=== EXERCISE AIM ===
Copy out all of the material exactly as presented.

=== EXERCISE DATA ===
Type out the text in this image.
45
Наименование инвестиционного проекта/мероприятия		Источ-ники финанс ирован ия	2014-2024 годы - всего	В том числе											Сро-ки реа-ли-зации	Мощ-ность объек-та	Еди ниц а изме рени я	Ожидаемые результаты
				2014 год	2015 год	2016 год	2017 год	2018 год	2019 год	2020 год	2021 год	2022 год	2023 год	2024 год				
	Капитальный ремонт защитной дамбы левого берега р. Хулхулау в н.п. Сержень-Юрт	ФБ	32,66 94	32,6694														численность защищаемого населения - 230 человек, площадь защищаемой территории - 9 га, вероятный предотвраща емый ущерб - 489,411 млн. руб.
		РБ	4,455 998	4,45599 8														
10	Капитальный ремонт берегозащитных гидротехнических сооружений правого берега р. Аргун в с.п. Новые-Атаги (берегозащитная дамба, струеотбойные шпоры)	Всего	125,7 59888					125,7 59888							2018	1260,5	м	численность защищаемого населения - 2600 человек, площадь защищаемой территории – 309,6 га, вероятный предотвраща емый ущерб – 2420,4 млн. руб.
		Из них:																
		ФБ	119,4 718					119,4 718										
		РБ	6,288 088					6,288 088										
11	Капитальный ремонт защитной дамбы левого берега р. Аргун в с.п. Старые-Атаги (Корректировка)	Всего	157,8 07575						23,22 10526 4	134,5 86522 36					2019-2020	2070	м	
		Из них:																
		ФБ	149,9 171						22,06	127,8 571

=== CORRECT RESPONSE ===
Type out the text in this image.
45
Наименование инвестиционного проекта/мероприятия		Источ-ники финанс ирован ия	2014-2024 годы - всего	В том числе											Сро-ки реа-ли-зации	Мощ-ность объек-та	Еди ниц а изме рени я	Ожидаемые результаты
				2014 год	2015 год	2016 год	2017 год	2018 год	2019 год	2020 год	2021 год	2022 год	2023 год	2024 год				
	Капитальный ремонт защитной дамбы левого берега р. Хулхулау в н.п. Сержень-Юрт	ФБ	32,66 94	32,6694														численность защищаемого населения - 230 человек, площадь защищаемой территории - 9 га, вероятный предотвраща емый ущерб - 489,411 млн. руб.
		РБ	4,455 998	4,45599 8														
10	Капитальный ремонт берегозащитных гидротехнических сооружений правого берега р. Аргун в с.п. Новые-Атаги (берегозащитная дамба, струеотбойные шпоры)	Всего	125,7 59888					125,7 59888							2018	1260,5	м	численность защищаемого населения - 2600 человек, площадь защищаемой территории – 309,6 га, вероятный предотвраща емый ущерб – 2420,4 млн. руб.
		Из них:																
		ФБ	119,4 718					119,4 718										
		РБ	6,288 088					6,288 088										
11	Капитальный ремонт защитной дамбы левого берега р. Аргун в с.п. Старые-Атаги (Корректировка)	Всего	157,8 07575						23,22 10526 4	134,5 86522 36					2019-2020	2070	м	
		Из них:																
		ФБ	149,9 171						22,06	127,8 571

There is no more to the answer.